▸ **PASSAGE CHOISI**:
┌──

C’est ridicule, je suis ridicule.
Pour me sauver des rongeurs, j’adopte un chat, puis un deuxième pour remplacer le premier, j’établis une chaîne de chats. Pour me prouver sa gratitude, la première, Pistache, mignonne petite chatte grise et blanche, m’offrait chaque matin, royalement sur le tapis du salon un beau cadavre de souris, toutes tripes à l’air. Je sais bien qu’on doit toujours féliciter et remercier un félin pour son cadeau, mais là ce n’était pas envisageable, de surcroît, je ne pouvais pas la ramasser, au cas où elle n’aurait pas été totalement morte et qu’elle me grimpât dessus. J’en frémis encore.
Nina, mon numéro deux, jouait réellement au chat et à la souris, elle attrapait sa proie, la relâchait un tout petit peu, la rattrapait, ainsi de suite, sans vraiment l’occire, juste l’estourbir et me la déposer à côté de moi, à moitié morte ou à moitié vivante, c’est selon que l’on parle de moi ou de la souris ! À cet instant, je détestais aussi mon chat. Je me sauvais comme une folle incapable d’avoir une attitude sensée.
C’est ridicule, je suis ridicule.

└──

▸ **OBJECTIF INDIQUÉ**: Indiquez par oui ou par non si chaque affirmation concorde avec le passage ci-dessus, en citant mot pour mot les mots qui tranchent : (a) La première chatte s'appelait Pistache. (b) Nina tuait sa proie sur-le-champ. (c) Pistache déposait ses souris dans la cuisine.

Données stockées:
┌──

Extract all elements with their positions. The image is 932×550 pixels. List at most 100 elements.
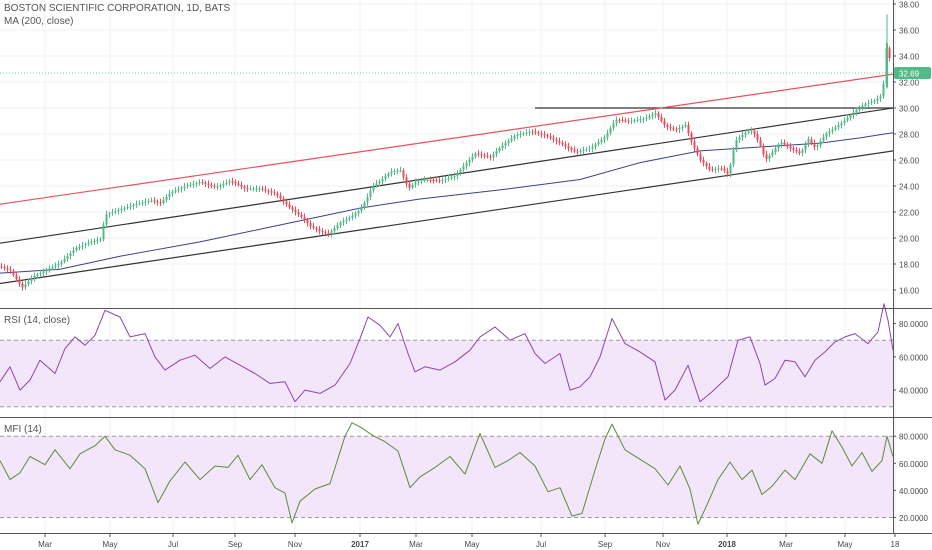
candle-body [687, 124, 690, 134]
candle-body [886, 43, 888, 88]
candle-body [3, 266, 6, 269]
candle-body [594, 144, 597, 147]
candle-body [645, 117, 648, 119]
candle-body [834, 127, 837, 130]
candle-body [312, 226, 315, 228]
time-axis-label: Mar [779, 540, 793, 549]
candle-body [468, 159, 471, 163]
candle-body [741, 135, 744, 138]
candle-body [204, 182, 207, 184]
candle-body [114, 211, 117, 213]
candle-body [72, 250, 75, 254]
candle-body [447, 178, 450, 180]
price-axis-label: 22.00 [899, 209, 920, 218]
candle-body [180, 187, 183, 190]
candle-body [480, 154, 483, 156]
candle-body [192, 183, 195, 185]
candle-body [351, 215, 354, 218]
candle-body [627, 120, 630, 122]
candle-body [306, 220, 309, 224]
candle-body [633, 120, 636, 122]
candle-body [534, 131, 537, 133]
price-axis-label: 38.00 [899, 1, 920, 10]
candle-body [471, 156, 474, 160]
candle-body [456, 173, 459, 176]
price-axis-label: 36.00 [899, 27, 920, 36]
candle-body [810, 139, 813, 144]
axis-labels: 38.00 36.00 34.00 32.00 30.00 28.00 26.00 24.00… [38, 1, 931, 549]
candle-body [882, 83, 885, 97]
candle-body [441, 180, 444, 182]
candle-body [849, 115, 852, 118]
candle-body [840, 122, 843, 126]
candle-body [42, 271, 45, 273]
candle-body [0, 266, 3, 268]
candle-body [807, 139, 810, 145]
candle-body [249, 188, 252, 190]
price-pane [0, 14, 894, 291]
candle-body [525, 132, 528, 134]
rsi-axis-label: 40.0000 [899, 387, 928, 396]
candle-body [99, 239, 102, 241]
candle-body [15, 274, 18, 280]
candle-body [564, 144, 567, 147]
candle-body [12, 270, 15, 275]
candle-body [117, 210, 120, 212]
candle-body [549, 136, 552, 138]
rsi-band [0, 339, 893, 408]
candle-body [273, 192, 276, 194]
candle-body [786, 144, 789, 147]
candle-body [450, 176, 453, 179]
candle-body [798, 151, 801, 153]
candle-body [213, 185, 216, 187]
candle-body [615, 119, 618, 124]
candle-body [165, 196, 168, 200]
candle-body [54, 265, 57, 267]
candle-body [105, 214, 108, 225]
candle-body [270, 191, 273, 193]
candle-body [69, 253, 72, 257]
candle-body [345, 219, 348, 221]
candle-body [78, 246, 81, 248]
candle-body [861, 106, 864, 108]
candle-body [144, 201, 147, 203]
candle-body [75, 247, 78, 251]
candle-body [474, 153, 477, 157]
candle-body [162, 199, 165, 203]
candle-body [423, 179, 426, 181]
candle-body [198, 182, 201, 184]
candle-body [405, 177, 408, 185]
candle-body [225, 182, 228, 184]
candle-body [660, 117, 663, 121]
candle-body [27, 281, 30, 285]
candle-body [744, 132, 747, 136]
candle-body [378, 181, 381, 184]
candle-body [558, 141, 561, 143]
candle-body [543, 134, 546, 136]
ma-legend: MA (200, close) [4, 16, 74, 27]
candle-body [528, 131, 531, 133]
candle-body [762, 145, 765, 155]
candle-body [831, 129, 834, 132]
candle-body [30, 278, 33, 282]
candle-body [843, 120, 846, 123]
candle-body [201, 182, 204, 184]
last-price-badge [894, 67, 931, 80]
candle-body [819, 141, 822, 146]
price-axis-label: 16.00 [899, 287, 920, 296]
candle-body [540, 133, 543, 135]
candle-body [771, 152, 774, 156]
candle-body [39, 273, 42, 275]
candle-body [777, 144, 780, 149]
candle-body [813, 143, 816, 147]
candle-body [63, 258, 66, 262]
candle-body [123, 208, 126, 210]
candle-body [453, 175, 456, 177]
candle-body [726, 171, 729, 174]
candle-body [255, 188, 258, 190]
candle-body [609, 128, 612, 134]
candle-body [129, 205, 132, 207]
candle-body [432, 179, 435, 181]
candle-body [288, 204, 291, 208]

└──

▸ **RÉPONSE COMPLÈTE**:
(a) Oui : « la première, Pistache, mignonne petite chatte grise et blanche »
(b) Non : « sans vraiment l’occire, juste l’estourbir »
(c) Non : « royalement sur le tapis du salon »